--- begin ---
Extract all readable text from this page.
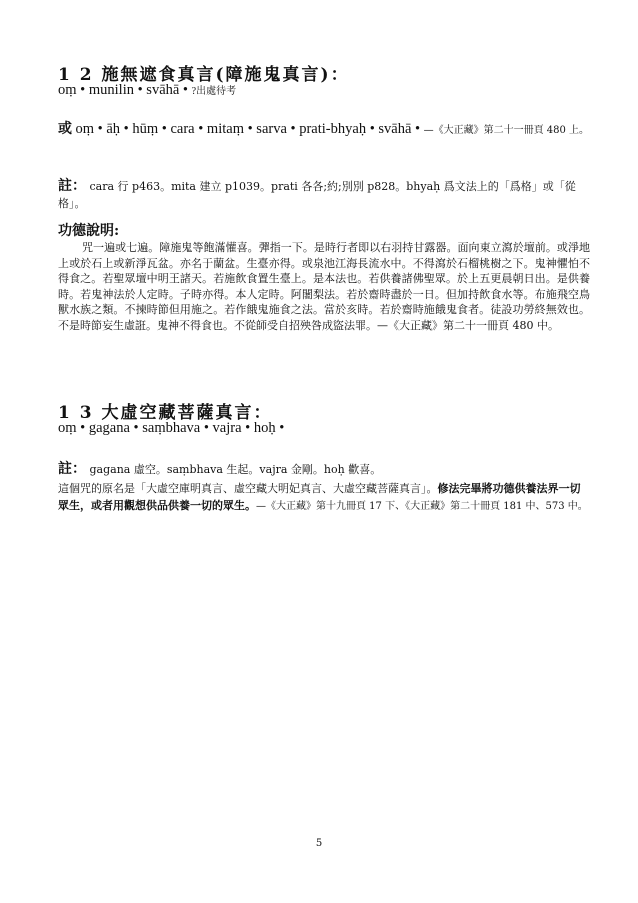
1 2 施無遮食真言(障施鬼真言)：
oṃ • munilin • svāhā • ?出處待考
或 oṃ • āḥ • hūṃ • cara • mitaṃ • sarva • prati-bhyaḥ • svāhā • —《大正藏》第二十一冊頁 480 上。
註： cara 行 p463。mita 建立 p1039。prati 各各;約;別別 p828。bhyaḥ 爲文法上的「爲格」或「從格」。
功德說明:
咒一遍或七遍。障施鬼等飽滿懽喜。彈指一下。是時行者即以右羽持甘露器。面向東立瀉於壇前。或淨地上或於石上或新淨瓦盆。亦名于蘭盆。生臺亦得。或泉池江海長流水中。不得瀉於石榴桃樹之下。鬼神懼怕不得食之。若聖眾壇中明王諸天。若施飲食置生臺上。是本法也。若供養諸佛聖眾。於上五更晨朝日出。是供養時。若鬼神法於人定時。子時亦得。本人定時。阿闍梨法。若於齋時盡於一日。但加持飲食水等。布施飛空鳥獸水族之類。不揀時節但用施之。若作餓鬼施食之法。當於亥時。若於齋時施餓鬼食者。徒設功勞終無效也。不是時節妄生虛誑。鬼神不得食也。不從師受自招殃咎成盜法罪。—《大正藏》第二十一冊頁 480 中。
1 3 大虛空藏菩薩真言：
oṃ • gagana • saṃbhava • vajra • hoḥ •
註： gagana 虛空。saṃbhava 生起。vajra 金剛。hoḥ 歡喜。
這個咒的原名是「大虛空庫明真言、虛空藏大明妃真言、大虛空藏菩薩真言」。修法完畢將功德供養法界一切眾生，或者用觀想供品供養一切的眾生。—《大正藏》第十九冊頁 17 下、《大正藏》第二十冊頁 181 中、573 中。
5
--- end ---
What the task requires =
Note every line above where the string "saṃbhava" shows up, and copy those lines.

Answer to this exercise =
oṃ • gagana • saṃbhava • vajra • hoḥ •
註： gagana 虛空。saṃbhava 生起。vajra 金剛。hoḥ 歡喜。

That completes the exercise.